Objective →
Extract every line that contains the word "месяца".
___
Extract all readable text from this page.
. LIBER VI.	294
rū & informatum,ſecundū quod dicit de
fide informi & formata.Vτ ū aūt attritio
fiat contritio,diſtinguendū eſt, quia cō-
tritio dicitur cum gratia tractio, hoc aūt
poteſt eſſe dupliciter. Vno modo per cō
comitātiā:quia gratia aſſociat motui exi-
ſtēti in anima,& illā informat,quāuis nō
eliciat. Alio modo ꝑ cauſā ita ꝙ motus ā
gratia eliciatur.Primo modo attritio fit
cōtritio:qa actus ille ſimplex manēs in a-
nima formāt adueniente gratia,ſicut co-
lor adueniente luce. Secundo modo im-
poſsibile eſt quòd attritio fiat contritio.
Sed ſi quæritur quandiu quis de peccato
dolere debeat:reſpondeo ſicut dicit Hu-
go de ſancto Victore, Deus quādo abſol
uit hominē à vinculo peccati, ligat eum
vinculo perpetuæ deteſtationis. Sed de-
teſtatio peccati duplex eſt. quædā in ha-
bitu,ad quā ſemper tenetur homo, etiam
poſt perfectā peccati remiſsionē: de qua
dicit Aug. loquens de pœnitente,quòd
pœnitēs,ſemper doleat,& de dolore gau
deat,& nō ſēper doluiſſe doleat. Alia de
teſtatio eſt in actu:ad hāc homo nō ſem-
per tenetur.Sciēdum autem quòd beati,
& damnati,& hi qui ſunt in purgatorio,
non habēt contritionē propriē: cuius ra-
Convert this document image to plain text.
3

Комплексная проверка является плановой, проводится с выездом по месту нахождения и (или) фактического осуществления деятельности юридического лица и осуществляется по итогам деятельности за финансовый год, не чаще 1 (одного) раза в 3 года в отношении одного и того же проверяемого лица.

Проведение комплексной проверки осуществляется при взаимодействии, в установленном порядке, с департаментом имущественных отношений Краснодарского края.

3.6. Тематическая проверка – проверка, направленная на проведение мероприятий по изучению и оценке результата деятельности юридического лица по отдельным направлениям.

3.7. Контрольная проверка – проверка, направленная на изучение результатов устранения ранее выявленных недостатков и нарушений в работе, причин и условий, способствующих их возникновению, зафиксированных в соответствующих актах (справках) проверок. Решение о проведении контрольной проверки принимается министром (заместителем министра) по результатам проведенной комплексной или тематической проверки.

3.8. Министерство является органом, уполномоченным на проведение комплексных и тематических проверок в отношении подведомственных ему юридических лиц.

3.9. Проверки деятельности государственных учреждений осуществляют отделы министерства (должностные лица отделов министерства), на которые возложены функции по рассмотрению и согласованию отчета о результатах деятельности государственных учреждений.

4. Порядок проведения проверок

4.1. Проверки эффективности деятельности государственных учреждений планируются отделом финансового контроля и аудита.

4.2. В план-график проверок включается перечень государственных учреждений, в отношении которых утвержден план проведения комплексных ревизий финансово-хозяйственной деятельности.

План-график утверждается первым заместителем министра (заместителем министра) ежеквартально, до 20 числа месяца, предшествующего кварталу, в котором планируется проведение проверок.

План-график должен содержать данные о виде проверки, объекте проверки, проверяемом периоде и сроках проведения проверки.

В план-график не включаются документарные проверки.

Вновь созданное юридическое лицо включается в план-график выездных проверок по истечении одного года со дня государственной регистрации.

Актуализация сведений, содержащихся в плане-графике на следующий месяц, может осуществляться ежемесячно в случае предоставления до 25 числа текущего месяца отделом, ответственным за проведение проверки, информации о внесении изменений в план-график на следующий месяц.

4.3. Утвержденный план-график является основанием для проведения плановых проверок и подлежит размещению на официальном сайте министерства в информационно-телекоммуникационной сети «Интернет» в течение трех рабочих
___
Exercise output →
План-график утверждается первым заместителем министра (заместителем министра) ежеквартально, до 20 числа месяца, предшествующего кварталу, в котором планируется проведение проверок.
Актуализация сведений, содержащихся в плане-графике на следующий месяц, может осуществляться ежемесячно в случае предоставления до 25 числа текущего месяца отделом, ответственным за проведение проверки, информации о внесении изменений в план-график на следующий месяц.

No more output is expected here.